Given request -
Within the records below, find each line that holds the string "Dell", then copy it.

Records excerpted from a collection:
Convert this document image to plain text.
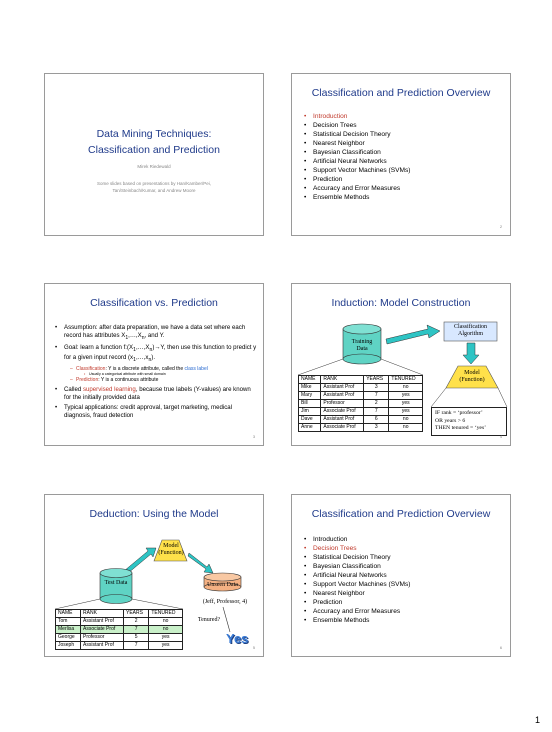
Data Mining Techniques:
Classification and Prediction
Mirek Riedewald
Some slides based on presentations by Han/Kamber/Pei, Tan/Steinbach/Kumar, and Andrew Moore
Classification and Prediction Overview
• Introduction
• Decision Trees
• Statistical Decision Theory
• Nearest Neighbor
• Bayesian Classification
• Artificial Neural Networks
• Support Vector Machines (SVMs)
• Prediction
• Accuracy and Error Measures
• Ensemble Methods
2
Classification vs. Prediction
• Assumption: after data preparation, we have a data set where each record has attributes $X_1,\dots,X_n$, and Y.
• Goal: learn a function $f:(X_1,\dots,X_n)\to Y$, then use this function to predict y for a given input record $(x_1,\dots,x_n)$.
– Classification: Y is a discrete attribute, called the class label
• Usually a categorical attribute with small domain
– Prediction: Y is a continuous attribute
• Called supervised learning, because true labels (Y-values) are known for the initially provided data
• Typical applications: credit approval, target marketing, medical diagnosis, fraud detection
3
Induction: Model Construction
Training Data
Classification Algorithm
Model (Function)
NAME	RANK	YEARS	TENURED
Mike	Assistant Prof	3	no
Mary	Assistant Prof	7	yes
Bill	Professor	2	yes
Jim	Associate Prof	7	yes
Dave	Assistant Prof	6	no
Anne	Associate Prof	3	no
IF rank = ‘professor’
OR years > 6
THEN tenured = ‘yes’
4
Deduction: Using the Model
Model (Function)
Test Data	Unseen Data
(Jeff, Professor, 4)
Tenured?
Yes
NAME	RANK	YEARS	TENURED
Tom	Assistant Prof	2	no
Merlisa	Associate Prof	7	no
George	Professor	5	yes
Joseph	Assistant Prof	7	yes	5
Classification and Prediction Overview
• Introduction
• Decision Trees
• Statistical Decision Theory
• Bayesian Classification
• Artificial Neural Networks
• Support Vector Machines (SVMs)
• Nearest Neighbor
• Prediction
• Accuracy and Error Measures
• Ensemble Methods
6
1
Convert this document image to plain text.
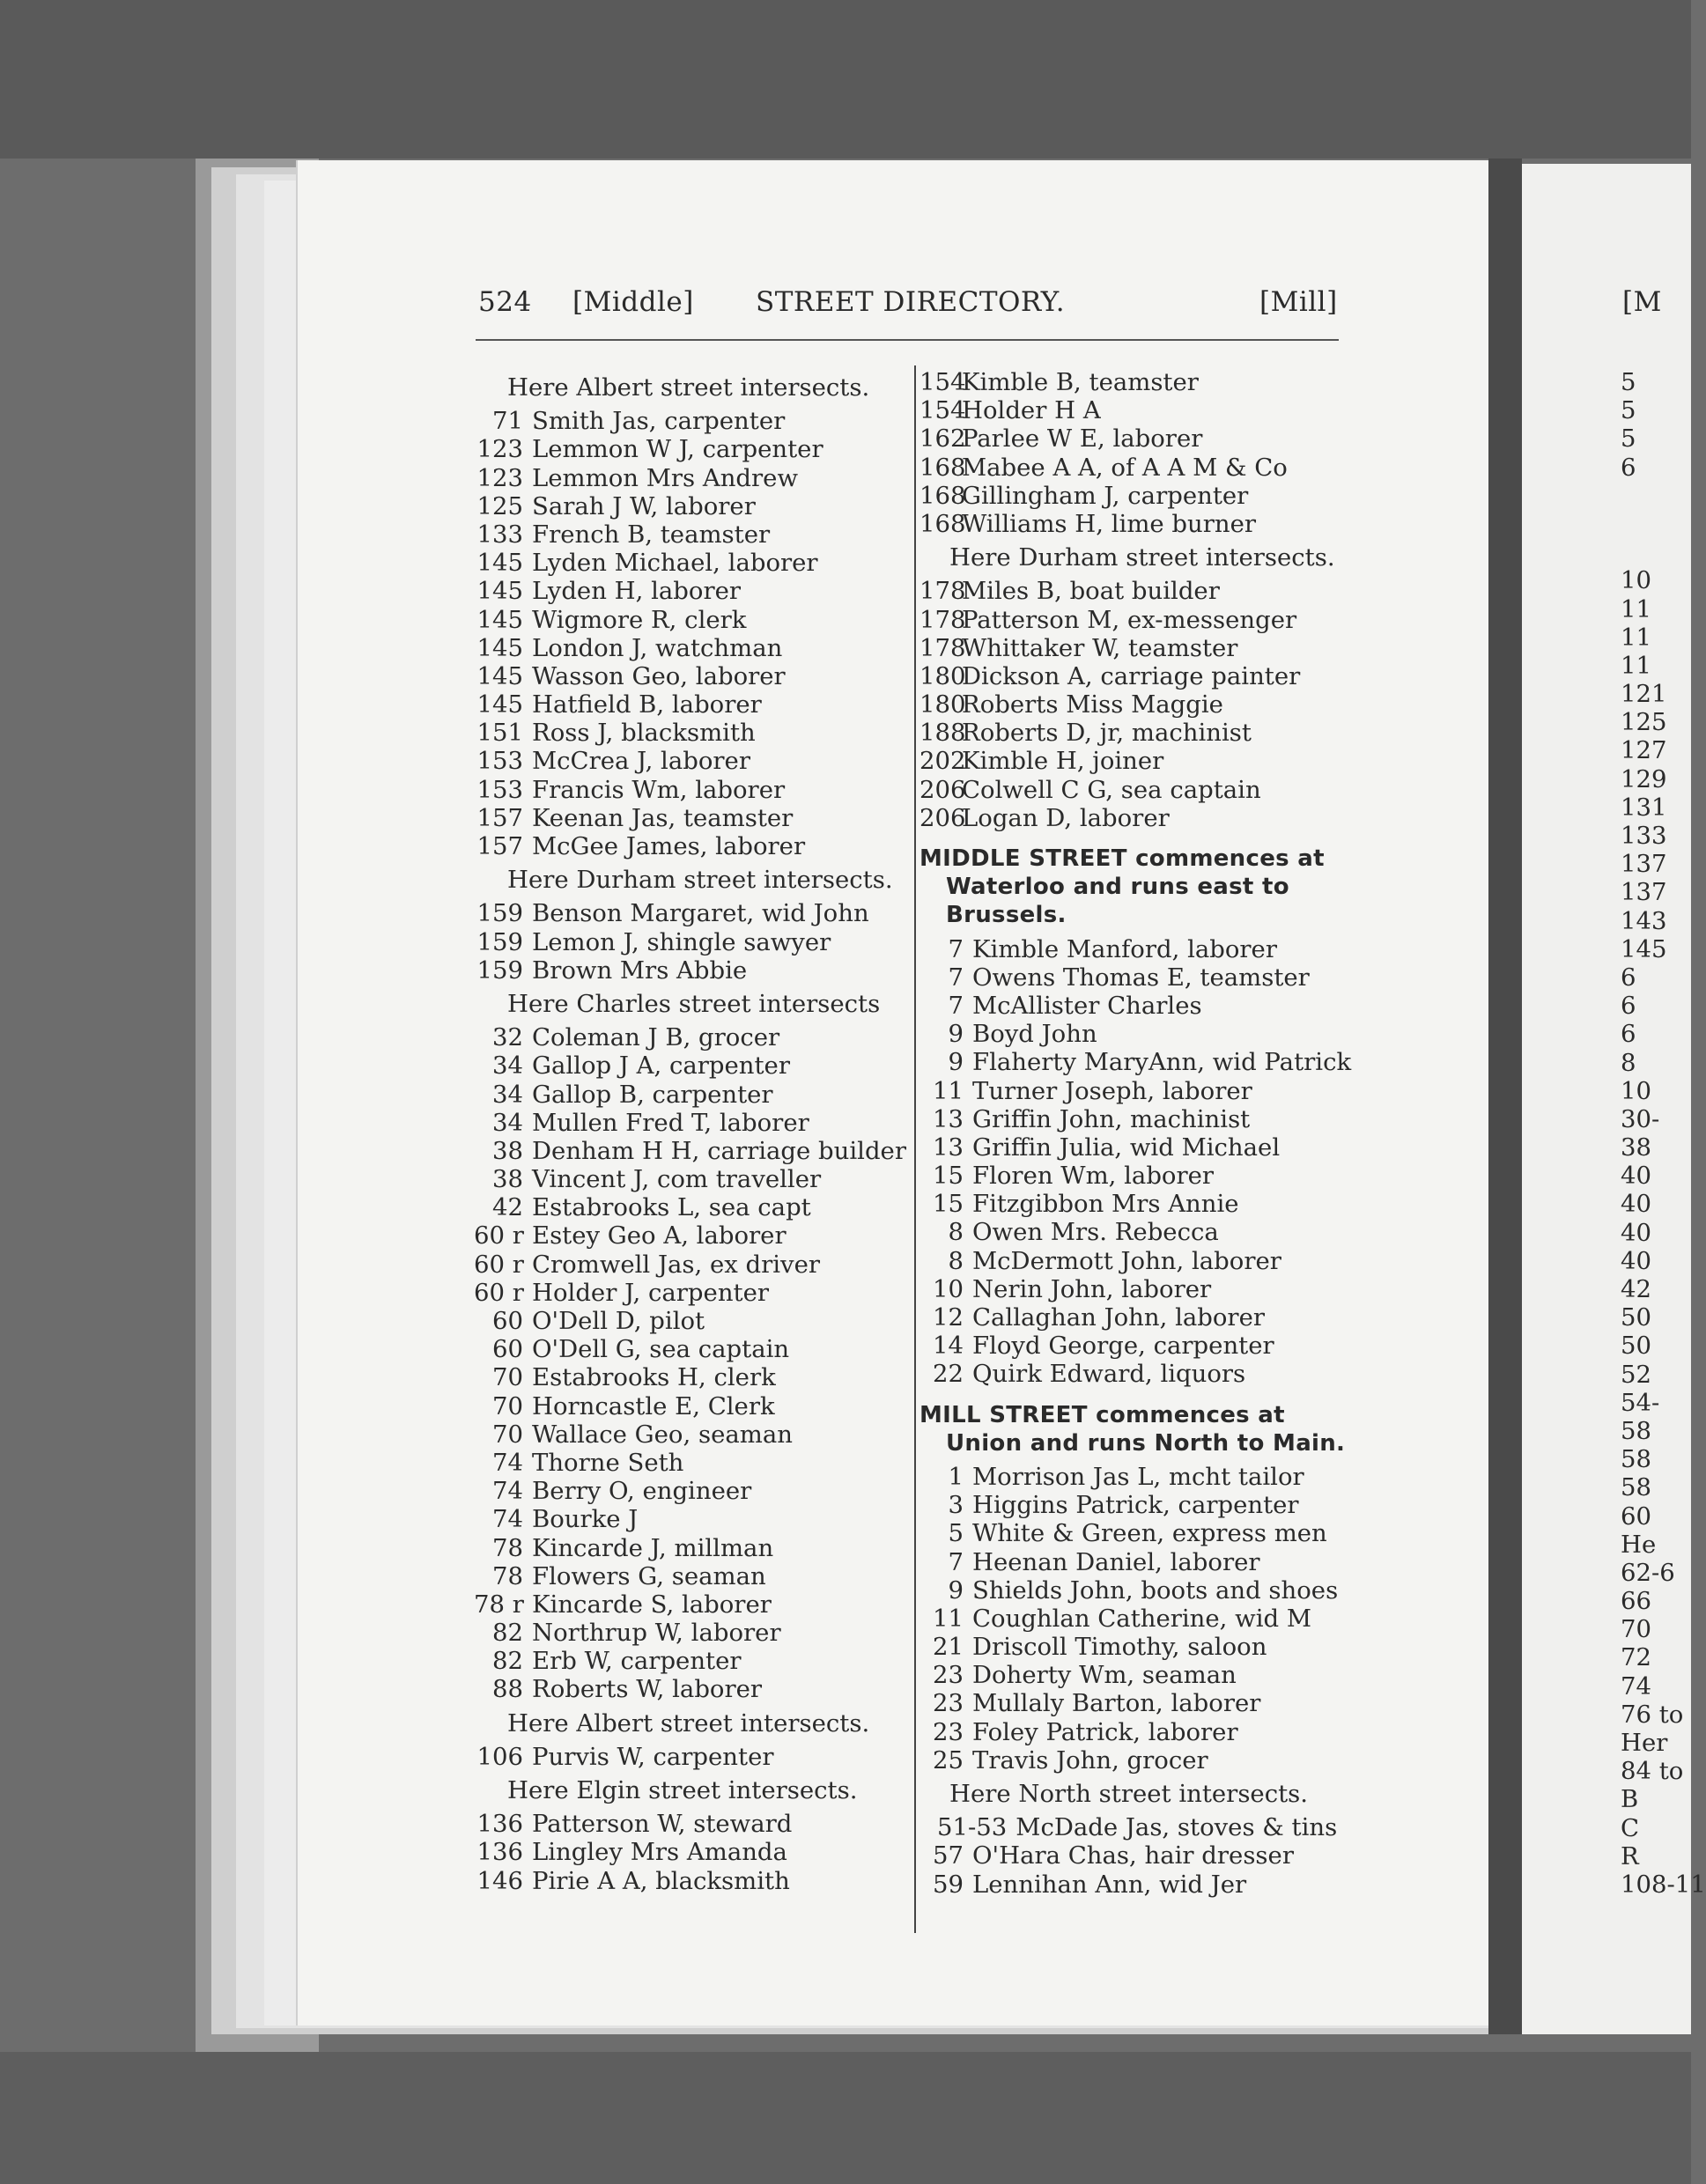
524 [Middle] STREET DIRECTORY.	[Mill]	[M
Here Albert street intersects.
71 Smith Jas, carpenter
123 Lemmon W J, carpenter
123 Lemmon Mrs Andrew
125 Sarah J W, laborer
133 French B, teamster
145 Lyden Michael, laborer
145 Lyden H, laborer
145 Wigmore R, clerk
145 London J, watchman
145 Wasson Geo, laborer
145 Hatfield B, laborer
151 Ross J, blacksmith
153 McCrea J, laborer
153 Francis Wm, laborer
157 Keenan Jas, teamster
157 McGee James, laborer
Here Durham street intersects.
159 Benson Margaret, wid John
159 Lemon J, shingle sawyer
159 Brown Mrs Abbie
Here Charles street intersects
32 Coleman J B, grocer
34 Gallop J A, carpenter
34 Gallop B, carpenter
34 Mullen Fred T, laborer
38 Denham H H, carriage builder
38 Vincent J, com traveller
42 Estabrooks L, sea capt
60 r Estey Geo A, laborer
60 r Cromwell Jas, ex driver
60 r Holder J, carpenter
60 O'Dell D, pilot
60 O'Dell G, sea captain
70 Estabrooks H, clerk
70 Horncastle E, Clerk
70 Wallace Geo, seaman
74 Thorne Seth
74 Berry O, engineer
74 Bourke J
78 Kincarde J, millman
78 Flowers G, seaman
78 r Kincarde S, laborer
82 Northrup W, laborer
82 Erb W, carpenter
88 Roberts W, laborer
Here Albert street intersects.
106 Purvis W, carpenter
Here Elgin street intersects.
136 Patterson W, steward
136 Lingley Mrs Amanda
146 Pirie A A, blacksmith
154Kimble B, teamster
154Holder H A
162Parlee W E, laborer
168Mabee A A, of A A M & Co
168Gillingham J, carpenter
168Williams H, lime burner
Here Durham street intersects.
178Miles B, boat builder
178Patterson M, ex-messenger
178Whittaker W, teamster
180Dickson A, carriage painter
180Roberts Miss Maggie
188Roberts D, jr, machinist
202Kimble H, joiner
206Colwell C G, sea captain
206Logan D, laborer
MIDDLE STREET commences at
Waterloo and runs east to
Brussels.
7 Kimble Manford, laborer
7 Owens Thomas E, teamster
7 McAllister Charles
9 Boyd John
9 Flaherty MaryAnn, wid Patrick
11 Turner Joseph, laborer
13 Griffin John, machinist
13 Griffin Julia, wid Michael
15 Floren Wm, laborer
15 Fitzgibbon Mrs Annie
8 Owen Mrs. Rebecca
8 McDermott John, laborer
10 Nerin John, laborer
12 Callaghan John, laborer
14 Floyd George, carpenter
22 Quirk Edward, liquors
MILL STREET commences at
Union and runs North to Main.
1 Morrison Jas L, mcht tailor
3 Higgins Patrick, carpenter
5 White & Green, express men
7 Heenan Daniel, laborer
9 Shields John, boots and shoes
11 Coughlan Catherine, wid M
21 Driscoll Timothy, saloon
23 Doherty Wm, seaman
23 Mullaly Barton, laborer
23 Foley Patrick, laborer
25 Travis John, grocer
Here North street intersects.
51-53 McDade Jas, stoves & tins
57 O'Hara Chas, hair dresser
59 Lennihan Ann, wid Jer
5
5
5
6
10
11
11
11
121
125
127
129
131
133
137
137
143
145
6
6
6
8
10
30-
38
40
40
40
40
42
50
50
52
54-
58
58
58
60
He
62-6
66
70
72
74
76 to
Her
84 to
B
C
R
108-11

==

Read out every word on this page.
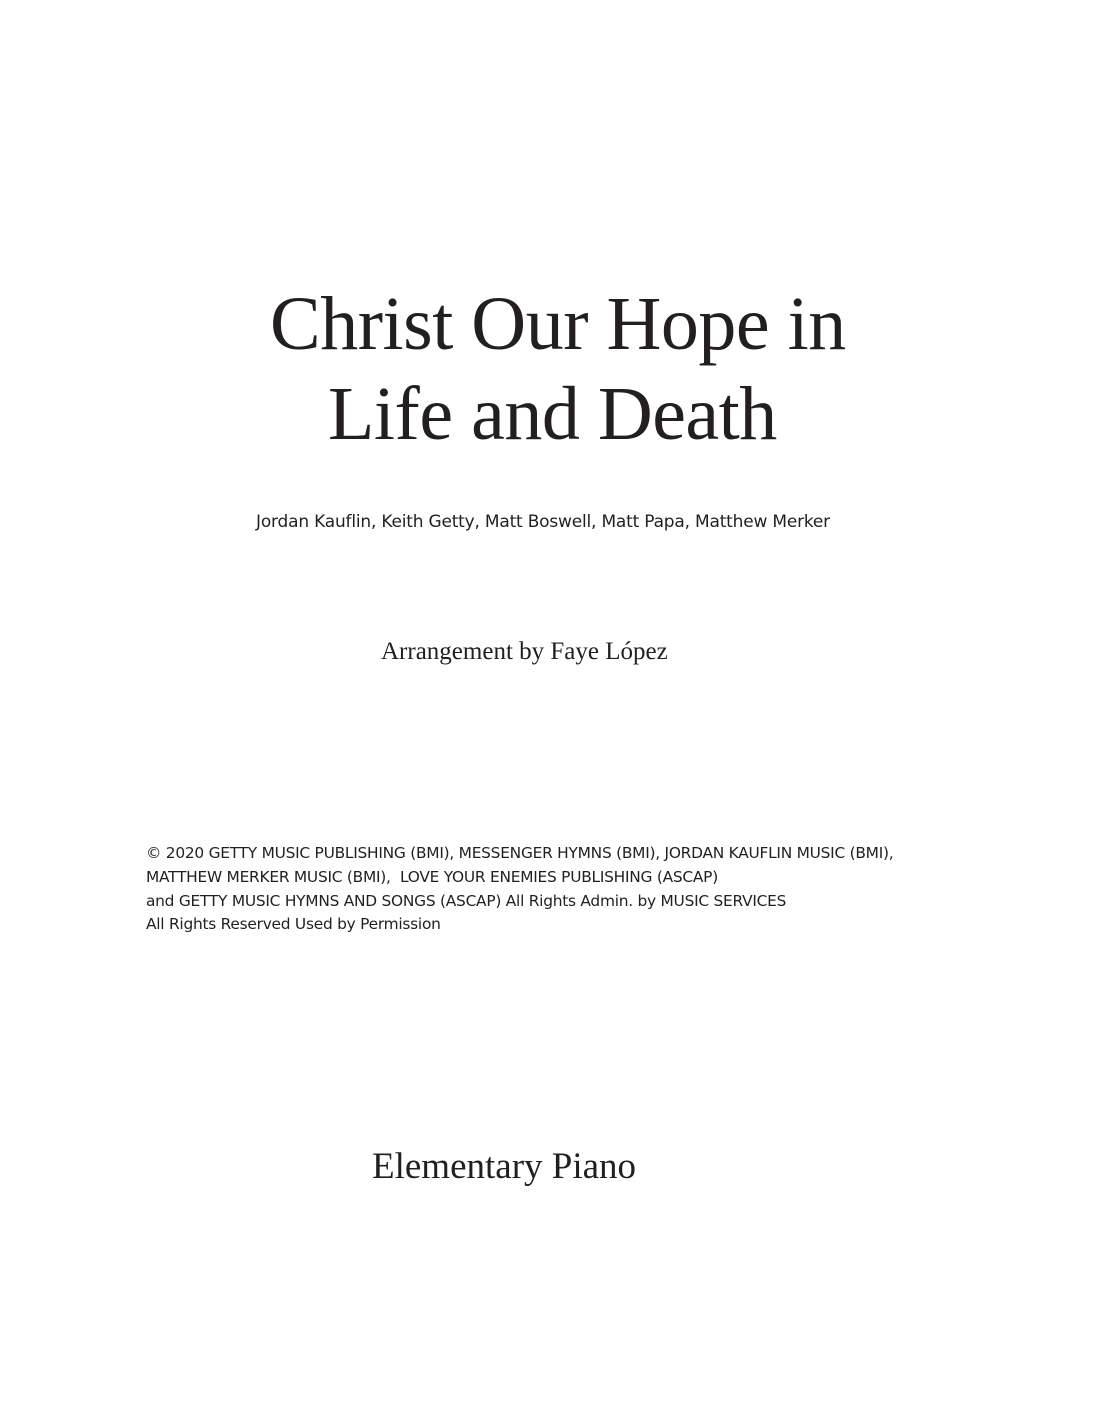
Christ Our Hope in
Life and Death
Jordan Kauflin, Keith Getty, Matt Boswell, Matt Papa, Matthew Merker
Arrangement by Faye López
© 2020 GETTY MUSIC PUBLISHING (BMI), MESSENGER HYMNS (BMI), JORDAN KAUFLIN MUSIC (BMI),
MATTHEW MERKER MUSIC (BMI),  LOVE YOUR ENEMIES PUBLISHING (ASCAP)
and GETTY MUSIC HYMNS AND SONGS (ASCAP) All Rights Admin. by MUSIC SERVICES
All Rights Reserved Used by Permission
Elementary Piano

The response -
60 O'Dell D, pilot
60 O'Dell G, sea captain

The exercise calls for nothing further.